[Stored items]
+++++

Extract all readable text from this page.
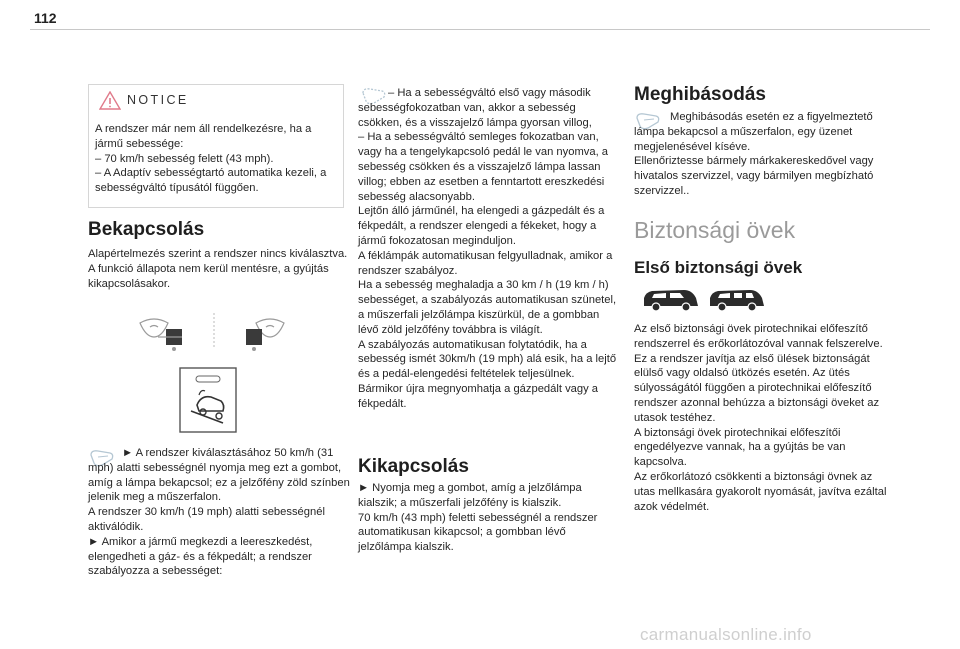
112
NOTICE
A rendszer már nem áll rendelkezésre, ha a jármű sebessége:
– 70 km/h sebesség felett (43 mph).
– A Adaptív sebességtartó automatika kezeli, a sebességváltó típusától függően.
Bekapcsolás

Alapértelmezés szerint a rendszer nincs kiválasztva.
A funkció állapota nem kerül mentésre, a gyújtás kikapcsolásakor.

► A rendszer kiválasztásához 50 km/h (31 mph) alatti sebességnél nyomja meg ezt a gombot, amíg a lámpa bekapcsol; ez a jelzőfény zöld színben jelenik meg a műszerfalon.

A rendszer 30 km/h (19 mph) alatti sebességnél aktiválódik.

► Amikor a jármű megkezdi a leereszkedést, elengedheti a gáz- és a fékpedált; a rendszer szabályozza a sebességet:

– Ha a sebességváltó első vagy második sebességfokozatban van, akkor a sebesség csökken, és a visszajelző lámpa gyorsan villog,

– Ha a sebességváltó semleges fokozatban van, vagy ha a tengelykapcsoló pedál le van nyomva, a sebesség csökken és a visszajelző lámpa lassan villog; ebben az esetben a fenntartott ereszkedési sebesség alacsonyabb.

Lejtőn álló járműnél, ha elengedi a gázpedált és a fékpedált, a rendszer elengedi a fékeket, hogy a jármű fokozatosan meginduljon.

A féklámpák automatikusan felgyulladnak, amikor a rendszer szabályoz.

Ha a sebesség meghaladja a 30 km / h (19 km / h) sebességet, a szabályozás automatikusan szünetel, a műszerfali jelzőlámpa kiszürkül, de a gombban lévő zöld jelzőfény továbbra is világít.

A szabályozás automatikusan folytatódik, ha a sebesség ismét 30km/h (19 mph) alá esik, ha a lejtő és a pedál-elengedési feltételek teljesülnek.

Bármikor újra megnyomhatja a gázpedált vagy a fékpedált.

Kikapcsolás

► Nyomja meg a gombot, amíg a jelzőlámpa kialszik; a műszerfali jelzőfény is kialszik.

70 km/h (43 mph) feletti sebességnél a rendszer automatikusan kikapcsol; a gombban lévő jelzőlámpa kialszik.

Meghibásodás

Meghibásodás esetén ez a figyelmeztető lámpa bekapcsol a műszerfalon, egy üzenet megjelenésével kíséve.

Ellenőriztesse bármely márkakereskedővel vagy hivatalos szervizzel, vagy bármilyen megbízható szervizzel..

Biztonsági övek
Első biztonsági övek

Az első biztonsági övek pirotechnikai előfeszítő rendszerrel és erőkorlátozóval vannak felszerelve.

Ez a rendszer javítja az első ülések biztonságát elülső vagy oldalsó ütközés esetén. Az ütés súlyosságától függően a pirotechnikai előfeszítő rendszer azonnal behúzza a biztonsági öveket az utasok testéhez.

A biztonsági övek pirotechnikai előfeszítői engedélyezve vannak, ha a gyújtás be van kapcsolva.

Az erőkorlátozó csökkenti a biztonsági övnek az utas mellkasára gyakorolt nyomását, javítva ezáltal azok védelmét.

carmanualsonline.info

+++++

List each line holding the string "gombot".

► A rendszer kiválasztásához 50 km/h (31 mph) alatti sebességnél nyomja meg ezt a gombot, amíg a lámpa bekapcsol; ez a jelzőfény zöld színben jelenik meg a műszerfalon.
► Nyomja meg a gombot, amíg a jelzőlámpa kialszik; a műszerfali jelzőfény is kialszik.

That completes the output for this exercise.